Dataset records:
_ _ _

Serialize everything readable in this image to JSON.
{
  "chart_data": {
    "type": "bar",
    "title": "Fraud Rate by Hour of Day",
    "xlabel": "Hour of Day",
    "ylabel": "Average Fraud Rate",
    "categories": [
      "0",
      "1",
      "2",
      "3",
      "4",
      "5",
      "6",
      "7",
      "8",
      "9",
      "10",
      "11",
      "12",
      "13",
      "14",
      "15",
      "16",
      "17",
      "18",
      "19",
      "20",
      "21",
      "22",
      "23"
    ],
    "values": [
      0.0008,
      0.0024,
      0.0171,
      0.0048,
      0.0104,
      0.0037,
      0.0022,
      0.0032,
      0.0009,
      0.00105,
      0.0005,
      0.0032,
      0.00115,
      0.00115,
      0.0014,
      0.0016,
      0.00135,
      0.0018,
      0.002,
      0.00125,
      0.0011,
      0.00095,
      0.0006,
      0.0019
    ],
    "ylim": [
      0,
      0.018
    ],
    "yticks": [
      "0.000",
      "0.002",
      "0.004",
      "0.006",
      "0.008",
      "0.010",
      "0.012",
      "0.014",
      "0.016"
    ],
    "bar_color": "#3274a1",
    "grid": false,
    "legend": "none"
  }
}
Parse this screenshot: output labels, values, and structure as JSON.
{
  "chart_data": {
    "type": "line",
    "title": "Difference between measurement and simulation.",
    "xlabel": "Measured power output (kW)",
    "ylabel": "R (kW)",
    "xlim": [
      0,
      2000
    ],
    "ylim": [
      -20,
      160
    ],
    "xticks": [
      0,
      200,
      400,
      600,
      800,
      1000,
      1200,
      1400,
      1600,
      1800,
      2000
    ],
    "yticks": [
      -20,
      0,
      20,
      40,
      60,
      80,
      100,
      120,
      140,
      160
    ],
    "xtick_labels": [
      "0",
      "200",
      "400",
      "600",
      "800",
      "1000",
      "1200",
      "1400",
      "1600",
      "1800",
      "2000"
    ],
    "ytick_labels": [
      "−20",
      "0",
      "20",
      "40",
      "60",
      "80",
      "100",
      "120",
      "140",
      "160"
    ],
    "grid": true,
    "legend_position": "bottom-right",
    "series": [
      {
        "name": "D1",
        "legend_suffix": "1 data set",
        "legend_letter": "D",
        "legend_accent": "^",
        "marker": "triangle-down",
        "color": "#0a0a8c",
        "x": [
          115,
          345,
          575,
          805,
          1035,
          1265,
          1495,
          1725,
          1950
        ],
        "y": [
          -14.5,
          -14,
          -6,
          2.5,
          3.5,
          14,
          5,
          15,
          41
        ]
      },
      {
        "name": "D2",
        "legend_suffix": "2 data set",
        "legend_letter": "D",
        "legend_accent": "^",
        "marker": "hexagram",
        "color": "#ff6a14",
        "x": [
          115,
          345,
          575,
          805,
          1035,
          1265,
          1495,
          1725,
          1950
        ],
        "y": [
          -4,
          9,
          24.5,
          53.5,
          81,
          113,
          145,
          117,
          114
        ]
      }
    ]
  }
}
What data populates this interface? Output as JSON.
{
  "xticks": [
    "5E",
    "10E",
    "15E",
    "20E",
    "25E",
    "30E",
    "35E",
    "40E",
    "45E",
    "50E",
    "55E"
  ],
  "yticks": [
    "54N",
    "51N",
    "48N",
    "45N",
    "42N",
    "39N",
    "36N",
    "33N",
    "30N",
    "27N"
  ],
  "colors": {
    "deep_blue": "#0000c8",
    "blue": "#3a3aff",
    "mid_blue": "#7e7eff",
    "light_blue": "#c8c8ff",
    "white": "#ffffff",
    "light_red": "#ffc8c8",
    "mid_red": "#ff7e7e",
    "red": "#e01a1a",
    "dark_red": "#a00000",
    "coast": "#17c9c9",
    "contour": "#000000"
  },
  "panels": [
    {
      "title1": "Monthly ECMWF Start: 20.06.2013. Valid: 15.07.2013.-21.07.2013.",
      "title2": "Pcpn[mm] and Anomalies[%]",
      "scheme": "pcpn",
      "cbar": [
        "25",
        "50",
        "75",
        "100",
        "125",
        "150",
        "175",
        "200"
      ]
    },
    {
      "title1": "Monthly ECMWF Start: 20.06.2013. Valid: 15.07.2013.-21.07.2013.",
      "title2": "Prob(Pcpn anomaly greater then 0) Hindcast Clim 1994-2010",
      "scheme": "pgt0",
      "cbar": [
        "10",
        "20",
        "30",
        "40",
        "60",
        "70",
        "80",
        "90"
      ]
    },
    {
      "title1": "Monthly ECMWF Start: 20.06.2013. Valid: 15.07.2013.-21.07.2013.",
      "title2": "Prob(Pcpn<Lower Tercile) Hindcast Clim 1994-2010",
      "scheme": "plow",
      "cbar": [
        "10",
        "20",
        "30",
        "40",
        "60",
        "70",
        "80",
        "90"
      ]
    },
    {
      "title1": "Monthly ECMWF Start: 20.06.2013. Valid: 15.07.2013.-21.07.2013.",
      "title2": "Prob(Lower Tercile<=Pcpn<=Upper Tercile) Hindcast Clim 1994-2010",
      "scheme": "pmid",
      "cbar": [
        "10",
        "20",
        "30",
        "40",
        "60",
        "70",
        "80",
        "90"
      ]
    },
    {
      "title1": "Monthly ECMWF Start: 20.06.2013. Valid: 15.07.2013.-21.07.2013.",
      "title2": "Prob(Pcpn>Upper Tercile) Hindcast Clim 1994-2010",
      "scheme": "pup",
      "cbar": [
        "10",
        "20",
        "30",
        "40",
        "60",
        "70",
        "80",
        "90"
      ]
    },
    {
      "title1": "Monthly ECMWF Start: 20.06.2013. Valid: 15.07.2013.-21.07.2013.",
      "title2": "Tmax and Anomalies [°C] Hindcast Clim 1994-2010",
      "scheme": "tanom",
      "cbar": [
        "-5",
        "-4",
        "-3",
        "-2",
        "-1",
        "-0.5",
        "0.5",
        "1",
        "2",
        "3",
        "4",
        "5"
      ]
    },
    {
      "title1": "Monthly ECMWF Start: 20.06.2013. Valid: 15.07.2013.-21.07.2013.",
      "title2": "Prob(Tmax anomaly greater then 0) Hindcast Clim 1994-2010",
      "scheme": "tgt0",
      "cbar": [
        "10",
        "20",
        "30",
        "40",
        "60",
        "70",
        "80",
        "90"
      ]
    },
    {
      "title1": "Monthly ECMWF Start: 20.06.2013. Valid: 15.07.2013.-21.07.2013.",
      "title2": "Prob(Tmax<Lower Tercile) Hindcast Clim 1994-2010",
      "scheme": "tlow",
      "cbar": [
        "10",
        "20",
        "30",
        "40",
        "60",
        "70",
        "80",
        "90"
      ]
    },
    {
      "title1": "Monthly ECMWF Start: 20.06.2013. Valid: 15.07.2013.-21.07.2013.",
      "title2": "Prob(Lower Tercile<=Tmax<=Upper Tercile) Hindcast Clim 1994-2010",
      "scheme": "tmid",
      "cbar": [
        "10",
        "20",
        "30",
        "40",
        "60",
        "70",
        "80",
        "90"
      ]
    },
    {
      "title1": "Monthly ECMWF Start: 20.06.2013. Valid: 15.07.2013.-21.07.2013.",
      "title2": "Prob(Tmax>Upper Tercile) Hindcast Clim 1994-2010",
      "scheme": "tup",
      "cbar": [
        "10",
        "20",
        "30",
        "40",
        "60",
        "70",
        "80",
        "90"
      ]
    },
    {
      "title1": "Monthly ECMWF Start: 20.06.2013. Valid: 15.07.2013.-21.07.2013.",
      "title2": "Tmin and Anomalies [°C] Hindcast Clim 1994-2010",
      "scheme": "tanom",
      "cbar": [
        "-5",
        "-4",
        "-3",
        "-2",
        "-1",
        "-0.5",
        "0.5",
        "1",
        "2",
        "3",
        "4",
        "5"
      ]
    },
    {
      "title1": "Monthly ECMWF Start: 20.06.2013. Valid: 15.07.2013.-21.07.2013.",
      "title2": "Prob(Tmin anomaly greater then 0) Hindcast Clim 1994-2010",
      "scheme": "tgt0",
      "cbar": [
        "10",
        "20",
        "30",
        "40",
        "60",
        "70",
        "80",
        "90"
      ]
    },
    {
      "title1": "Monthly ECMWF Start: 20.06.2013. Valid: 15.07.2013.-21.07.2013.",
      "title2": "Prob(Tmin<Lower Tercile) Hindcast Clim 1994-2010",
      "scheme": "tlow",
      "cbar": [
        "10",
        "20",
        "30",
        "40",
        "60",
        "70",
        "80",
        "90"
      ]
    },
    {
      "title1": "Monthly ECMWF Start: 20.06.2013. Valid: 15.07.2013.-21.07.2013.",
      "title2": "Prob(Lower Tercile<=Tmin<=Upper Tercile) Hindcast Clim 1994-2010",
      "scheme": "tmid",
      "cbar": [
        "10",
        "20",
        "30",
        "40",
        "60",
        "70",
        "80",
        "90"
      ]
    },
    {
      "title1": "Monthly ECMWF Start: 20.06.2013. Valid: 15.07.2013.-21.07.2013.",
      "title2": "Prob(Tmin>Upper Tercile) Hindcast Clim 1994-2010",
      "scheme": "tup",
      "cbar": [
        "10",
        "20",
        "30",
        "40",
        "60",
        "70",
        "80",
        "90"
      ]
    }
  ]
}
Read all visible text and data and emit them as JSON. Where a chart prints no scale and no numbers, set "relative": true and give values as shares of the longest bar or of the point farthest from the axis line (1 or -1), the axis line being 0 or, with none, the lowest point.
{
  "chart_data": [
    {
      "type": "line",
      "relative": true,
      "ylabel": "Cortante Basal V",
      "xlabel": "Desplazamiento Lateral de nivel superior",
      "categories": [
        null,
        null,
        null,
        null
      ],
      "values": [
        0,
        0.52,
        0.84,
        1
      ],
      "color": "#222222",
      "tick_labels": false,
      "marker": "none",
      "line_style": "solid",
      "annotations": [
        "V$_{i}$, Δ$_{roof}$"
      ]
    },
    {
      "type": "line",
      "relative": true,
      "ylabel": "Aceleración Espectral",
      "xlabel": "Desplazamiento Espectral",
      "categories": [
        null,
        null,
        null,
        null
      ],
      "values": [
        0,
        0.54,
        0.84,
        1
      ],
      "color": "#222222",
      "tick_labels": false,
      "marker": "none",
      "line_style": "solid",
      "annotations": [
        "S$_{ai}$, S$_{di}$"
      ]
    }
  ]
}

_ _ _

INSTRUCTIONS FOR THE TASK:
From the data above, count the lines where "JSON" occurs and give that figure and nothing else.

REPLY TO THE EXERCISE:
4